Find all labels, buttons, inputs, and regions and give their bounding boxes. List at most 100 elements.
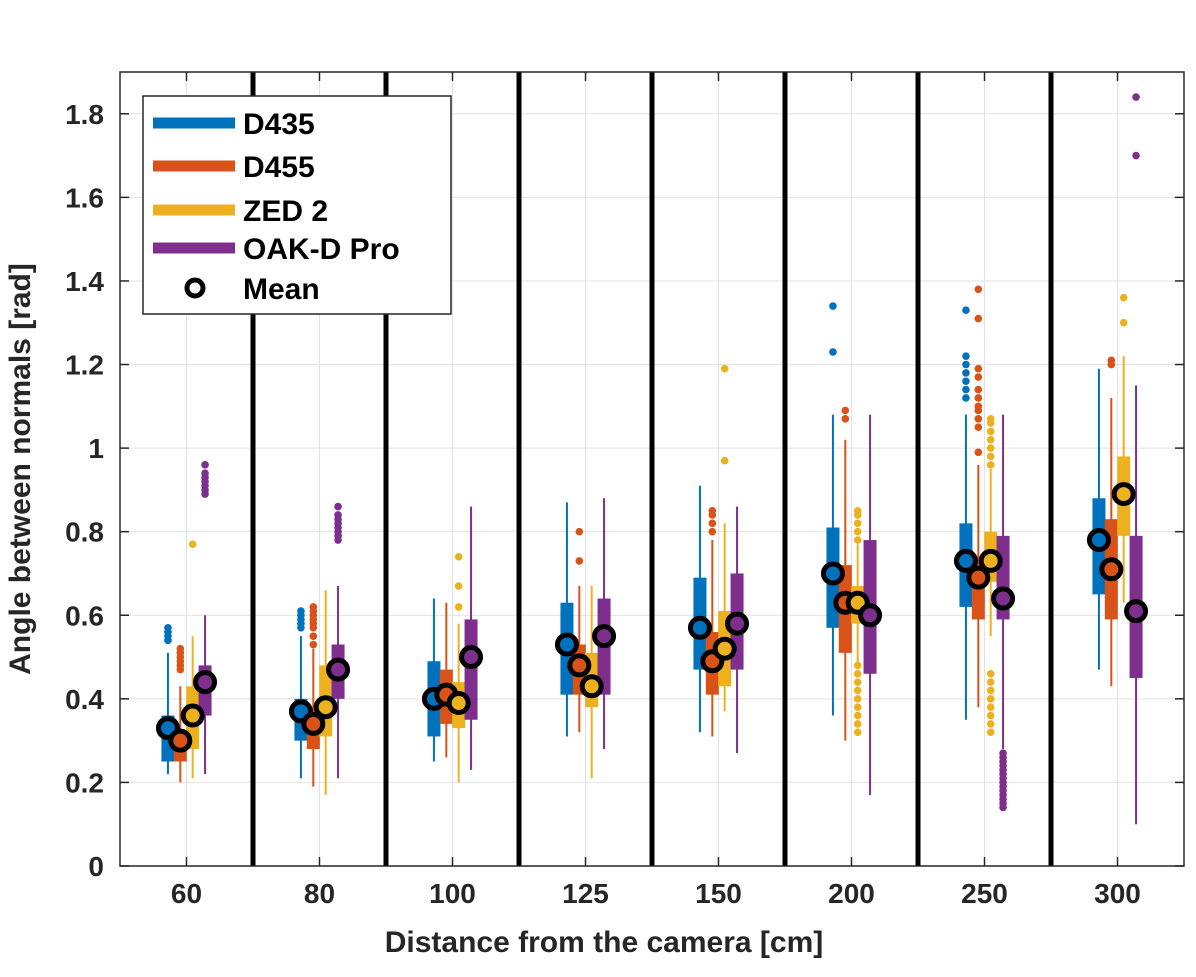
legend-label-d455: D455 <box>243 151 315 184</box>
outlier-d455-60 <box>176 644 185 653</box>
y-axis-title: Angle between normals [rad] <box>4 263 37 675</box>
group-separators <box>250 72 1054 866</box>
outlier-d455-250 <box>974 448 983 457</box>
mean-marker-zed-2-80 <box>313 695 338 720</box>
outlier-oak-d-pro-80 <box>334 502 342 511</box>
y-tick-label: 0.4 <box>65 684 104 715</box>
y-tick-label: 1.4 <box>65 266 104 297</box>
outlier-d455-125 <box>575 527 584 536</box>
mean-marker-oak-d-pro-125 <box>592 624 617 649</box>
outlier-zed-2-250 <box>986 435 995 444</box>
axis-layer: 0 0.2 0.4 0.6 0.8 1 1.2 1.4 1.6 1.8 60 80 100 125 150 2… <box>65 72 1184 909</box>
outlier-d455-200 <box>841 406 850 415</box>
outlier-zed-2-200 <box>853 527 862 536</box>
outlier-oak-d-pro-250 <box>999 749 1007 757</box>
outlier-oak-d-pro-80 <box>334 511 342 519</box>
outlier-zed-2-200 <box>853 669 862 678</box>
mean-marker-oak-d-pro-250 <box>991 586 1016 611</box>
outlier-zed-2-200 <box>853 536 862 544</box>
mean-marker-oak-d-pro-80 <box>326 657 351 682</box>
outlier-d455-150 <box>708 519 717 528</box>
x-tick-label: 300 <box>1094 878 1141 909</box>
y-tick-label: 0.8 <box>65 517 104 548</box>
outlier-d435-250 <box>962 369 970 377</box>
box-oak-d-pro-100 <box>464 619 478 720</box>
mean-marker-d435-250 <box>953 548 978 573</box>
outlier-d455-300 <box>1107 356 1116 365</box>
outlier-d435-250 <box>962 306 970 315</box>
mean-marker-zed-2-60 <box>180 703 205 728</box>
outlier-zed-2-250 <box>986 686 995 695</box>
outlier-zed-2-250 <box>986 678 995 686</box>
outlier-zed-2-100 <box>454 603 463 611</box>
outlier-zed-2-200 <box>853 678 862 686</box>
outlier-zed-2-200 <box>853 695 862 703</box>
outlier-d455-150 <box>708 506 717 515</box>
x-axis-title: Distance from the camera [cm] <box>385 926 824 959</box>
outlier-zed-2-60 <box>188 540 197 549</box>
mean-marker-oak-d-pro-150 <box>725 611 750 636</box>
outlier-zed-2-200 <box>853 686 862 695</box>
outlier-d435-250 <box>962 394 970 402</box>
legend: D435 D455 ZED 2 OAK-D Pro Mean <box>142 95 452 315</box>
legend-mean-marker <box>184 277 206 299</box>
mean-marker-d435-150 <box>687 615 712 640</box>
outlier-oak-d-pro-60 <box>201 469 209 477</box>
mean-marker-oak-d-pro-60 <box>193 670 218 695</box>
mean-marker-d455-125 <box>567 653 592 678</box>
outlier-zed-2-250 <box>986 720 995 728</box>
outlier-d455-80 <box>309 640 318 649</box>
x-tick-label: 125 <box>562 878 609 909</box>
y-tick-label: 1 <box>88 433 104 464</box>
y-tick-label: 0 <box>88 851 104 882</box>
mean-marker-d455-300 <box>1099 557 1124 582</box>
mean-marker-zed-2-300 <box>1111 482 1136 507</box>
mean-marker-d435-300 <box>1086 528 1111 553</box>
outlier-zed-2-250 <box>986 444 995 452</box>
mean-marker-zed-2-125 <box>579 674 604 699</box>
outlier-d455-250 <box>974 423 983 432</box>
outlier-d435-200 <box>829 302 837 310</box>
outlier-oak-d-pro-300 <box>1132 151 1140 160</box>
legend-label-oak-d-pro: OAK-D Pro <box>243 233 400 266</box>
outlier-zed-2-200 <box>853 661 862 670</box>
x-tick-label: 60 <box>171 878 202 909</box>
outlier-zed-2-200 <box>853 728 862 737</box>
outlier-zed-2-200 <box>853 506 862 515</box>
outlier-d455-80 <box>309 603 318 611</box>
y-tick-label: 0.2 <box>65 767 104 798</box>
outlier-zed-2-200 <box>853 703 862 711</box>
outlier-zed-2-300 <box>1119 293 1128 302</box>
outlier-zed-2-300 <box>1119 318 1128 327</box>
y-tick-label: 0.6 <box>65 600 104 631</box>
x-tick-label: 80 <box>304 878 335 909</box>
outlier-d435-60 <box>164 624 172 632</box>
x-tick-label: 200 <box>828 878 875 909</box>
mean-marker-zed-2-100 <box>446 691 471 716</box>
outlier-d455-250 <box>974 314 983 323</box>
x-tick-label: 150 <box>695 878 742 909</box>
outlier-zed-2-250 <box>986 703 995 711</box>
outlier-oak-d-pro-60 <box>201 461 209 469</box>
mean-marker-oak-d-pro-200 <box>858 603 883 628</box>
outlier-d455-125 <box>575 557 584 565</box>
outlier-zed-2-200 <box>853 711 862 720</box>
outlier-zed-2-100 <box>454 582 463 590</box>
outlier-zed-2-250 <box>986 452 995 461</box>
x-tick-label: 100 <box>429 878 476 909</box>
outlier-zed-2-150 <box>720 456 729 465</box>
mean-marker-oak-d-pro-300 <box>1124 599 1149 624</box>
outlier-d455-250 <box>974 364 983 373</box>
outlier-d455-250 <box>974 285 983 294</box>
outlier-zed-2-250 <box>986 461 995 469</box>
outlier-zed-2-250 <box>986 427 995 436</box>
mean-marker-zed-2-250 <box>978 548 1003 573</box>
outlier-zed-2-250 <box>986 669 995 678</box>
outlier-d455-150 <box>708 527 717 536</box>
outlier-d435-250 <box>962 360 970 369</box>
y-tick-label: 1.8 <box>65 99 104 130</box>
outlier-zed-2-150 <box>720 364 729 373</box>
legend-label-mean: Mean <box>243 273 320 306</box>
mean-marker-d455-80 <box>301 711 326 736</box>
★ ★ ★ ★ ★ ★ ★
Reproduce every line of the records above without any change, omitting the pictures.

Find all labels, buttons, inputs, and regions and give their bounding boxes. List at most 100 elements.
legend-label-d455: D455 <box>243 151 315 184</box>
outlier-d455-60 <box>176 644 185 653</box>
y-axis-title: Angle between normals [rad] <box>4 263 37 675</box>
group-separators <box>250 72 1054 866</box>
outlier-d455-250 <box>974 448 983 457</box>
mean-marker-zed-2-80 <box>313 695 338 720</box>
outlier-oak-d-pro-80 <box>334 502 342 511</box>
y-tick-label: 0.4 <box>65 684 104 715</box>
y-tick-label: 1.4 <box>65 266 104 297</box>
outlier-d455-125 <box>575 527 584 536</box>
mean-marker-oak-d-pro-125 <box>592 624 617 649</box>
outlier-zed-2-250 <box>986 435 995 444</box>
axis-layer: 0 0.2 0.4 0.6 0.8 1 1.2 1.4 1.6 1.8 60 80 100 125 150 2… <box>65 72 1184 909</box>
outlier-d455-200 <box>841 406 850 415</box>
outlier-zed-2-200 <box>853 527 862 536</box>
outlier-oak-d-pro-250 <box>999 749 1007 757</box>
outlier-oak-d-pro-80 <box>334 511 342 519</box>
outlier-zed-2-200 <box>853 669 862 678</box>
mean-marker-oak-d-pro-250 <box>991 586 1016 611</box>
outlier-zed-2-200 <box>853 536 862 544</box>
mean-marker-oak-d-pro-80 <box>326 657 351 682</box>
outlier-d455-150 <box>708 519 717 528</box>
x-tick-label: 300 <box>1094 878 1141 909</box>
y-tick-label: 0.8 <box>65 517 104 548</box>
outlier-d435-250 <box>962 369 970 377</box>
box-oak-d-pro-100 <box>464 619 478 720</box>
mean-marker-d435-250 <box>953 548 978 573</box>
outlier-d455-300 <box>1107 356 1116 365</box>
outlier-d435-250 <box>962 306 970 315</box>
mean-marker-zed-2-60 <box>180 703 205 728</box>
outlier-zed-2-250 <box>986 686 995 695</box>
outlier-zed-2-250 <box>986 678 995 686</box>
outlier-zed-2-100 <box>454 603 463 611</box>
outlier-zed-2-200 <box>853 678 862 686</box>
outlier-zed-2-200 <box>853 695 862 703</box>
outlier-d455-150 <box>708 506 717 515</box>
x-axis-title: Distance from the camera [cm] <box>385 926 824 959</box>
outlier-zed-2-60 <box>188 540 197 549</box>
mean-marker-oak-d-pro-150 <box>725 611 750 636</box>
outlier-zed-2-200 <box>853 686 862 695</box>
outlier-d435-250 <box>962 394 970 402</box>
legend: D435 D455 ZED 2 OAK-D Pro Mean <box>142 95 452 315</box>
legend-mean-marker <box>184 277 206 299</box>
mean-marker-d435-150 <box>687 615 712 640</box>
outlier-oak-d-pro-60 <box>201 469 209 477</box>
mean-marker-oak-d-pro-60 <box>193 670 218 695</box>
mean-marker-d455-125 <box>567 653 592 678</box>
outlier-zed-2-250 <box>986 720 995 728</box>
outlier-d455-80 <box>309 640 318 649</box>
x-tick-label: 125 <box>562 878 609 909</box>
y-tick-label: 1 <box>88 433 104 464</box>
y-tick-label: 0 <box>88 851 104 882</box>
mean-marker-d455-300 <box>1099 557 1124 582</box>
mean-marker-zed-2-300 <box>1111 482 1136 507</box>
mean-marker-d435-300 <box>1086 528 1111 553</box>
outlier-zed-2-250 <box>986 444 995 452</box>
mean-marker-zed-2-125 <box>579 674 604 699</box>
outlier-d455-250 <box>974 423 983 432</box>
outlier-d435-200 <box>829 302 837 310</box>
outlier-oak-d-pro-300 <box>1132 151 1140 160</box>
legend-label-oak-d-pro: OAK-D Pro <box>243 233 400 266</box>
outlier-zed-2-200 <box>853 661 862 670</box>
x-tick-label: 60 <box>171 878 202 909</box>
outlier-zed-2-200 <box>853 728 862 737</box>
outlier-zed-2-200 <box>853 506 862 515</box>
outlier-d455-80 <box>309 603 318 611</box>
y-tick-label: 0.2 <box>65 767 104 798</box>
outlier-zed-2-200 <box>853 703 862 711</box>
outlier-zed-2-300 <box>1119 293 1128 302</box>
outlier-zed-2-300 <box>1119 318 1128 327</box>
y-tick-label: 0.6 <box>65 600 104 631</box>
x-tick-label: 80 <box>304 878 335 909</box>
outlier-d435-60 <box>164 624 172 632</box>
x-tick-label: 200 <box>828 878 875 909</box>
mean-marker-zed-2-100 <box>446 691 471 716</box>
outlier-d455-250 <box>974 314 983 323</box>
x-tick-label: 150 <box>695 878 742 909</box>
outlier-zed-2-250 <box>986 703 995 711</box>
outlier-oak-d-pro-60 <box>201 461 209 469</box>
mean-marker-oak-d-pro-200 <box>858 603 883 628</box>
outlier-d455-125 <box>575 557 584 565</box>
outlier-zed-2-200 <box>853 711 862 720</box>
outlier-zed-2-100 <box>454 582 463 590</box>
outlier-zed-2-250 <box>986 452 995 461</box>
x-tick-label: 100 <box>429 878 476 909</box>
outlier-zed-2-150 <box>720 456 729 465</box>
mean-marker-oak-d-pro-300 <box>1124 599 1149 624</box>
outlier-d455-250 <box>974 364 983 373</box>
outlier-d455-250 <box>974 285 983 294</box>
outlier-zed-2-250 <box>986 461 995 469</box>
outlier-zed-2-250 <box>986 427 995 436</box>
mean-marker-zed-2-250 <box>978 548 1003 573</box>
outlier-zed-2-250 <box>986 669 995 678</box>
outlier-d455-150 <box>708 527 717 536</box>
outlier-d435-250 <box>962 360 970 369</box>
y-tick-label: 1.8 <box>65 99 104 130</box>
outlier-zed-2-150 <box>720 364 729 373</box>
legend-label-mean: Mean <box>243 273 320 306</box>
mean-marker-d455-80 <box>301 711 326 736</box>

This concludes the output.